**Directives**
1. In the article below about overseas acts covering Australian songs, which song by The Living End did Metallica play in Melbourne?
2. Summarize the article below about overseas acts covering Australian songs in two sentences.
3. Write a continuation of the article below about overseas acts covering Australian songs, starting after its final sentence.

**Reading text**
####################

Busting out a classic Aussie song or inviting a homegrown hero to share the stage always ramps up the scream-o-meter decibels.
Dua Lipa was the queen of the big Aussie moment during her huge Radical Optimism tour earlier this year, singing Riptide with Vance Joy, Rush with Troye Sivan, Big Jet Plane with Angus Stone and The Less I Know The Better with Tame Impala’s Kevin Parker.
She also covered AC/DC’s Highway To Hell, Kylie Minogue’s Can’t Get You Outta My Head and INXS’s Never Tear Us Apart. And then there was Natalie Imbruglia’s Torn, which is of course itself a cover of the Ednaswap song.
Coldplay have been slipping You’re The Voice into their Aussie sets since they performed it with John Farnham at the Sound Relief benefit concert in Sydney in 2009.
The Killers have played INXS and Icehouse hits at their shows and Train gave Gotye’s Somebody That I Used To Know a spin earlier this year during their arena tour.
American country star Jellyroll picked a Keith Urban song (Somebody Like You) and also got the crowd revved up with the classic call-and-response to The Angels’ anthem Am I Ever Gonna See Your Face Again when he was here recently.
The Living End’s Chris Cheney experienced the power of one of the world’s biggest acts covering your song when Metallica performed in Melbourne last month.
During their nightly “Doodle” section of the show, bassist Rob Trujillo and guitarist Kirk Hammett played The Living End’s debut smash hit Prisoner of Society.
The crowd went nuts and Cheney’s phone melted down with an avalanche of notification pings.
As he prepares to play that song at the Sydney Opera House forecourt on Friday for the final show of the I Only Trust Rock’n’Roll tour, Cheney said the Metallica moment was mind-blowing.
“I’m standing in a bathroom in Brisbane about to go on stage and trying to get my throat warmed up, as I do, and all of a sudden, ding, and the message ‘Metallica are playing your song on stage,’” he said.
“I remembered I’d seen footage of them playing Zebra by John Butler a few nights before so I thought that maybe they were playing different Australian songs at the shows.

####################

(Box annotation data)
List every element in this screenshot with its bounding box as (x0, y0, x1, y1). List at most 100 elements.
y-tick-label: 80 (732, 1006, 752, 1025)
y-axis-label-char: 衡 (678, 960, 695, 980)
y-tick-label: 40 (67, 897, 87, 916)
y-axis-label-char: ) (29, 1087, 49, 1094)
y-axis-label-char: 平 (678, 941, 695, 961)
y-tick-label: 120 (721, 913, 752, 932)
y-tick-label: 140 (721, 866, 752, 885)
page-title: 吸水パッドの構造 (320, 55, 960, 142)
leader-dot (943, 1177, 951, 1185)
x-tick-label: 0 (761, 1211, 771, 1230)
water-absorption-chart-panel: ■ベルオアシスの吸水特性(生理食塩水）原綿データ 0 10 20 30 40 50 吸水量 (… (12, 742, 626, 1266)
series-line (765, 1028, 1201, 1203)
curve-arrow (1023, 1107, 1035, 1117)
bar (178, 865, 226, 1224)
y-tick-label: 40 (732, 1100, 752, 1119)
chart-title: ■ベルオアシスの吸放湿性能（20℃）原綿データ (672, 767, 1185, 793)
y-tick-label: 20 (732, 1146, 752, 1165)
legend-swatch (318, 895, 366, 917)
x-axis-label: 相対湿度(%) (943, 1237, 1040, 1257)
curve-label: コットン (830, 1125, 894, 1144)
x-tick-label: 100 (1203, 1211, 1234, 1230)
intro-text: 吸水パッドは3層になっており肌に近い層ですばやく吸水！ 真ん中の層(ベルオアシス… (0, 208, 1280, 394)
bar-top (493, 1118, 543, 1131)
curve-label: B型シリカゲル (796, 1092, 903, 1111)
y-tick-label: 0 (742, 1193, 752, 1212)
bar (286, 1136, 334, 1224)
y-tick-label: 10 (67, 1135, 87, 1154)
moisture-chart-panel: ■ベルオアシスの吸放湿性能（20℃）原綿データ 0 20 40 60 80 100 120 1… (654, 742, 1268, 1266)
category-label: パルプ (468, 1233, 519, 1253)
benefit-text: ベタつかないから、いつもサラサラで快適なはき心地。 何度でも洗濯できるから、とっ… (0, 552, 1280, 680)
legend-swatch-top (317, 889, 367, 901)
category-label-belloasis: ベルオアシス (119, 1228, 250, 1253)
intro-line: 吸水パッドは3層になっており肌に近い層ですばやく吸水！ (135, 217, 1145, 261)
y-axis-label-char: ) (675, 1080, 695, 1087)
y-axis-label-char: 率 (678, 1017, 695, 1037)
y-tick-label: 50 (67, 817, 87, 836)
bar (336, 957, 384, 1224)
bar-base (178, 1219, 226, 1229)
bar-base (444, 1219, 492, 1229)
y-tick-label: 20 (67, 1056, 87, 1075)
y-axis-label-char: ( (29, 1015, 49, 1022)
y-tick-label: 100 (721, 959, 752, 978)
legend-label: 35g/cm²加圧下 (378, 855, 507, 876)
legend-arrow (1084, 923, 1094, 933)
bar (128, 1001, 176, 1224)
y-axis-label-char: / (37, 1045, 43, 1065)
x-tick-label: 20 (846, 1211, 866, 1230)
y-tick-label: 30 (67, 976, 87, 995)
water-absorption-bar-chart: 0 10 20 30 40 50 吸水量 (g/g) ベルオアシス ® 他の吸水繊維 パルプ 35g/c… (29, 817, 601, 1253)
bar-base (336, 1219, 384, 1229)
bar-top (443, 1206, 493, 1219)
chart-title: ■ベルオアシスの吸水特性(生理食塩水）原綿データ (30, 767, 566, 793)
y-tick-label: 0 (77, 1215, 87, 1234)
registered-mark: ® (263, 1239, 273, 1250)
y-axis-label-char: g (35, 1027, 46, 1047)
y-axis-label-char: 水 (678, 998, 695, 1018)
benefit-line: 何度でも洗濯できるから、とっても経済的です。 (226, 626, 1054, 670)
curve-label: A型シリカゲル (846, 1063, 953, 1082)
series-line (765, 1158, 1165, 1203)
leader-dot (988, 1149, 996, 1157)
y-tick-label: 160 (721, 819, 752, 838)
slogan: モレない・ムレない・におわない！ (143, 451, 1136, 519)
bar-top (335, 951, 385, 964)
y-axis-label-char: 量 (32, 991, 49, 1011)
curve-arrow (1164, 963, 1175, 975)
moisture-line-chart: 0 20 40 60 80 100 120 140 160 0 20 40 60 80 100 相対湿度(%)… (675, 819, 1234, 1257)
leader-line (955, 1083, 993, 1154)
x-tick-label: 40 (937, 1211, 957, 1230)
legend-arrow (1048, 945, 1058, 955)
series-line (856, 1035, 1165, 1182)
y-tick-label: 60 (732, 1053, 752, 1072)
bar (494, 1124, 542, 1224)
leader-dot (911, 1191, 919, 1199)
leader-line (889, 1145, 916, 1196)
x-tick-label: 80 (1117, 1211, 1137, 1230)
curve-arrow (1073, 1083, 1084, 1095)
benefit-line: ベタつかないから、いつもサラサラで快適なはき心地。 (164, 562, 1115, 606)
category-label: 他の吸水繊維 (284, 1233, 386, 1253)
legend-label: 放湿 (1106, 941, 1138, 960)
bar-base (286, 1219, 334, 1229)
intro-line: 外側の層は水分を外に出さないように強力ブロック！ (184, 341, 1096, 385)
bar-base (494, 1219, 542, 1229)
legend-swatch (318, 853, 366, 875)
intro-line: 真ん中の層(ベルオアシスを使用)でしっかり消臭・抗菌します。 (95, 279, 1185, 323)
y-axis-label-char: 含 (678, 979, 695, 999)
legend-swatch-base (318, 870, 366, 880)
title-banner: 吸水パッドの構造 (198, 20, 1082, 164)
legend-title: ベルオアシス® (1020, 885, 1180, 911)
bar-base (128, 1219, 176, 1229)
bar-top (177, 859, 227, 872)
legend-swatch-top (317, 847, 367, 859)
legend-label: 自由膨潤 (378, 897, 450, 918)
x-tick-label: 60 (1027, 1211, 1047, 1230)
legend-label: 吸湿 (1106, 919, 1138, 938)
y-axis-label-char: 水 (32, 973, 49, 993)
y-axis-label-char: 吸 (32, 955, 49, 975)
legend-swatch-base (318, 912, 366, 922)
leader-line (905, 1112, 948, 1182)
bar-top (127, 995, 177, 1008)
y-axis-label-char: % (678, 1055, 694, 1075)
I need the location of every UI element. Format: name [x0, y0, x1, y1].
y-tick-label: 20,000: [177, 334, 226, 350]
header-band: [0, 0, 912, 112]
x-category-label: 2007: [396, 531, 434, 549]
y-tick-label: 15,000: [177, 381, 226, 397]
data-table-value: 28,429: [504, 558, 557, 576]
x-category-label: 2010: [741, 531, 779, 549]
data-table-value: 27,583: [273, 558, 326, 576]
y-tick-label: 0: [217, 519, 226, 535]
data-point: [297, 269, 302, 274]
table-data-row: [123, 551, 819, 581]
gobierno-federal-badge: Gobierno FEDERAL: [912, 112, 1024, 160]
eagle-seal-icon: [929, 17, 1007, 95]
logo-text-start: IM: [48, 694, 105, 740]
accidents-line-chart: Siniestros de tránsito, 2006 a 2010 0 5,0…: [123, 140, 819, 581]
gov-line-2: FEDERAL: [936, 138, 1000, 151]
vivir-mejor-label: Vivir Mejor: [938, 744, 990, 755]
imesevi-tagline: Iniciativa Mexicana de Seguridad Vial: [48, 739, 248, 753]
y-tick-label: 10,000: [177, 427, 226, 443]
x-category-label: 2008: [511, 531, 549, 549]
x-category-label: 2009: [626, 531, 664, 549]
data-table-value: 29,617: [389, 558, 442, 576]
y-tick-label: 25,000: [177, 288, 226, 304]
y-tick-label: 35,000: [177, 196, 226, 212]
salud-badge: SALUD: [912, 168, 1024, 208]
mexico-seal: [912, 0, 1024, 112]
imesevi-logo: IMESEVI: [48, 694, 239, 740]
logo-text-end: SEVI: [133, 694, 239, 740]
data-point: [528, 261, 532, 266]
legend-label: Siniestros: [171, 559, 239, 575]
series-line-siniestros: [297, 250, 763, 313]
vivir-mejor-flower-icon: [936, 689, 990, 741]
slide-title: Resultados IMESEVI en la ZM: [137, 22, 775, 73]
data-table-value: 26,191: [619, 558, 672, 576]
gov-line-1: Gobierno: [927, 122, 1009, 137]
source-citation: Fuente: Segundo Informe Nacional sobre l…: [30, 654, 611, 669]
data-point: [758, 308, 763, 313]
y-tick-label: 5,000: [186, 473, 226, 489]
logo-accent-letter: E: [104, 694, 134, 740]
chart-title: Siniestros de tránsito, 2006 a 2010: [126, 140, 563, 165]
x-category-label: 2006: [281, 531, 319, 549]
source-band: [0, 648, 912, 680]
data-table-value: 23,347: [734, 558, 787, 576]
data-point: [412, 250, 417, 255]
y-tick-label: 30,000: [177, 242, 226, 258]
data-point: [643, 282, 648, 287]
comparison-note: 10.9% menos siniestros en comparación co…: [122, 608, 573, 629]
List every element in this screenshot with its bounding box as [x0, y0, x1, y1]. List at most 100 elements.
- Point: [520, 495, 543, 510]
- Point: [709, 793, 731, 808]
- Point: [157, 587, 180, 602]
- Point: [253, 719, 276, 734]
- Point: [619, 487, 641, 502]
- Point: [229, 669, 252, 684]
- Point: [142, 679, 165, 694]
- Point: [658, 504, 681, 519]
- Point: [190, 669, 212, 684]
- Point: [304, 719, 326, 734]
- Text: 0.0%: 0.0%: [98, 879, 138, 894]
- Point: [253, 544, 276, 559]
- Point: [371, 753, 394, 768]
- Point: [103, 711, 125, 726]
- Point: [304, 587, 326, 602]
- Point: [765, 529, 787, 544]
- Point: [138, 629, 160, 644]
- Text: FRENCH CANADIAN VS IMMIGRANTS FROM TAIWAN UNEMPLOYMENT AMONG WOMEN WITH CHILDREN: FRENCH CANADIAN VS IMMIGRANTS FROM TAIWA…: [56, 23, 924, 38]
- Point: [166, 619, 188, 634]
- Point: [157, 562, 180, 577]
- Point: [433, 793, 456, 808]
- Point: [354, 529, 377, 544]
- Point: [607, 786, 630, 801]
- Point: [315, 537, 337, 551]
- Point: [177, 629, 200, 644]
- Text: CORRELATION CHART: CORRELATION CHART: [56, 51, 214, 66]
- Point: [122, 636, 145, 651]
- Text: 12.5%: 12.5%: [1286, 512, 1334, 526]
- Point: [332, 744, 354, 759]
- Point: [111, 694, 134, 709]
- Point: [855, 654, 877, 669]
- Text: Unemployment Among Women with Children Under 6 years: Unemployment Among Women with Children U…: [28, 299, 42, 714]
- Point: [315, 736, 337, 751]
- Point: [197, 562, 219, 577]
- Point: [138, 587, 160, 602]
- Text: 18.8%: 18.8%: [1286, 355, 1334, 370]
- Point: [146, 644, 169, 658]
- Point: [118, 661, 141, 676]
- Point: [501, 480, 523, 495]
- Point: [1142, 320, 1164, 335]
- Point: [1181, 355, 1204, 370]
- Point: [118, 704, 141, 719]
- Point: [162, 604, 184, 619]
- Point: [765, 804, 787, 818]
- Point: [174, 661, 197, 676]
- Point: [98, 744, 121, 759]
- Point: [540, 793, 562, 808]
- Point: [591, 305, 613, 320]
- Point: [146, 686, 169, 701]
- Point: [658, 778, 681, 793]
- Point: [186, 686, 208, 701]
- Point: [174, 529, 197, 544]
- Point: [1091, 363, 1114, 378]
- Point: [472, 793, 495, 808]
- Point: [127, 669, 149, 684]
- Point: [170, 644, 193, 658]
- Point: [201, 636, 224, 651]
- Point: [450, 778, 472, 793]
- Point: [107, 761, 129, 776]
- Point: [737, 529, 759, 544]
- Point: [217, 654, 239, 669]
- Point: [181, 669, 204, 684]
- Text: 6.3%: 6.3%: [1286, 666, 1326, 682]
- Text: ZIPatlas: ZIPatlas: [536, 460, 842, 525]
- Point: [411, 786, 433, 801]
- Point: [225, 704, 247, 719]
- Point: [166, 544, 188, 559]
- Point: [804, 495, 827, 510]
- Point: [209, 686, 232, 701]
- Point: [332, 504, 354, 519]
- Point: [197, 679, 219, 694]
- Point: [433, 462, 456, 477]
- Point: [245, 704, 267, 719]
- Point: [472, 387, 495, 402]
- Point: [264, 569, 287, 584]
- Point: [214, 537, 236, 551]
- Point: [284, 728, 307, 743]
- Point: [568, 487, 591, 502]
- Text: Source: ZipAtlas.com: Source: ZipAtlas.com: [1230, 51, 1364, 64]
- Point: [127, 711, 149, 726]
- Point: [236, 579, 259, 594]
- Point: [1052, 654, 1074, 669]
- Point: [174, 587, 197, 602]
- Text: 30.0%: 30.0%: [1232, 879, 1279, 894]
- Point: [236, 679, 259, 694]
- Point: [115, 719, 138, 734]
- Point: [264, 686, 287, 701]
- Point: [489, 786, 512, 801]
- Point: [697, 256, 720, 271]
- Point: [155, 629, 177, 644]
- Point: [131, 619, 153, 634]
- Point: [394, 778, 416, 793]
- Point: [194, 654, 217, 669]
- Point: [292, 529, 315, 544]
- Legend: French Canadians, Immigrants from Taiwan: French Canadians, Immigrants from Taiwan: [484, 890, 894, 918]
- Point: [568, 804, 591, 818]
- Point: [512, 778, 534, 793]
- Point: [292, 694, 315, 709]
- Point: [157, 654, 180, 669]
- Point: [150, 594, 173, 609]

####################

**Responses per task**
1. Prisoner of Society, The Living End's debut hit.

2. Touring stars such as Dua Lipa, Coldplay, The Killers, Train and Jellyroll have thrilled Australian crowds by playing classic Aussie songs or bringing local artists on stage. When Metallica played The Living End's Prisoner of Society in Melbourne, the band's Chris Cheney was flooded with messages and called the moment mind-blowing.

3.
“And then it was like ding, ding, ding, my phone started to blow up. I’m like I can’t look at that right now., I was literally about to walk on stage for the first night of the tour and I pretty nervous at this point.”
Cheney said he is yet to discover how Metallica picked The Living End song from the thousands of classic rock hits from other Melbourne acts but assumes they “asked around.”
His pride in his band and that incendiary debut punk hit was further bolstered when friends in the audience reported back to him “the biggest sing along of the night.”
“Like it was the song that everyone in the stadium knew the words to. How cool is that?” Cheney said.
As the band play to some of the bigger audiences of their career on the current tour, drawing a new generation of fans for their potent fusion of rockabilly, punk and rock’n’roll, Cheney said the Metallica cover marked a full circle moment.
“In high school, we were the band that was the anti Metallica. We were playing Buddy Holly and the Crickets, and everyone was making fun of us because of the way we dressed and the music that we played because they were playing Enter Sandman and Sweet Child O’ Mine,” he said.
“Perhaps we weren’t cool, but we thought what we were doing was cool. And here we are, 35 years later, and one of those bands that all the other kids in school were covering are covering our song. How does that happen?” he said.
Prisoner of Society, released back in 1998, remains one of the most popular rock songs in Australia and continues to find a new audience as evidenced by its more than 35 million streams.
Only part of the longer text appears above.